[Short exercise]:
In the data that follows, count each line holding the string "marker"; answer with the number only.

# Data for this task start

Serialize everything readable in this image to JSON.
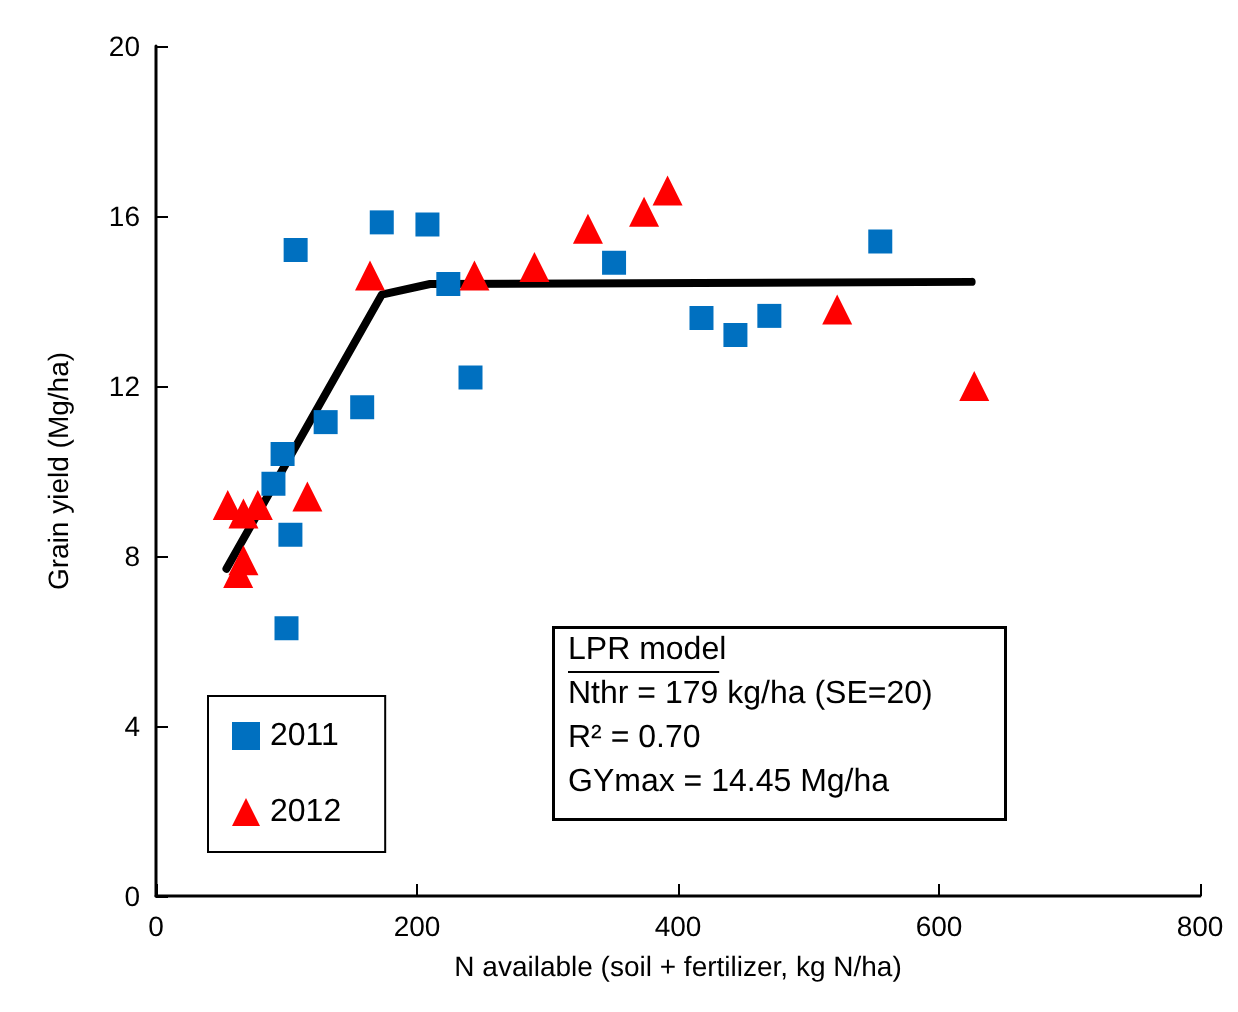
{
  "chart_data": {
    "type": "scatter",
    "xlabel": "N available (soil + fertilizer, kg N/ha)",
    "ylabel": "Grain yield (Mg/ha)",
    "xlim": [
      0,
      800
    ],
    "xticks": [
      0,
      200,
      400,
      600,
      800
    ],
    "ylim": [
      0,
      20
    ],
    "yticks": [
      0,
      4,
      8,
      12,
      16,
      20
    ],
    "grid": false,
    "legend": "bottom left",
    "annotations": [
      "LPR model",
      "Nthr = 179 kg/ha (SE=20)",
      "R² = 0.70",
      "GYmax = 14.45 Mg/ha"
    ],
    "series": [
      {
        "name": "2011",
        "color": "#0070c0",
        "marker": "square",
        "x": [
          107,
          173,
          208,
          224,
          241,
          158,
          130,
          97,
          90,
          103,
          100,
          351,
          418,
          444,
          470,
          555
        ],
        "values": [
          15.2,
          15.85,
          15.8,
          14.4,
          12.2,
          11.5,
          11.15,
          10.4,
          9.7,
          8.5,
          6.3,
          14.9,
          13.6,
          13.2,
          13.65,
          15.4
        ]
      },
      {
        "name": "2012",
        "color": "#ff0000",
        "marker": "triangle",
        "x": [
          55,
          67,
          78,
          116,
          67,
          63,
          164,
          244,
          290,
          331,
          374,
          392,
          522,
          627
        ],
        "values": [
          9.2,
          9.0,
          9.2,
          9.4,
          7.9,
          7.6,
          14.6,
          14.6,
          14.8,
          15.7,
          16.1,
          16.6,
          13.8,
          12.0
        ]
      },
      {
        "type": "line",
        "color": "#000000",
        "marker": "none",
        "x": [
          54,
          173,
          210,
          625
        ],
        "values": [
          7.7,
          14.15,
          14.4,
          14.45
        ]
      }
    ]
  }
}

# Data for this task end

[Correct output]:
3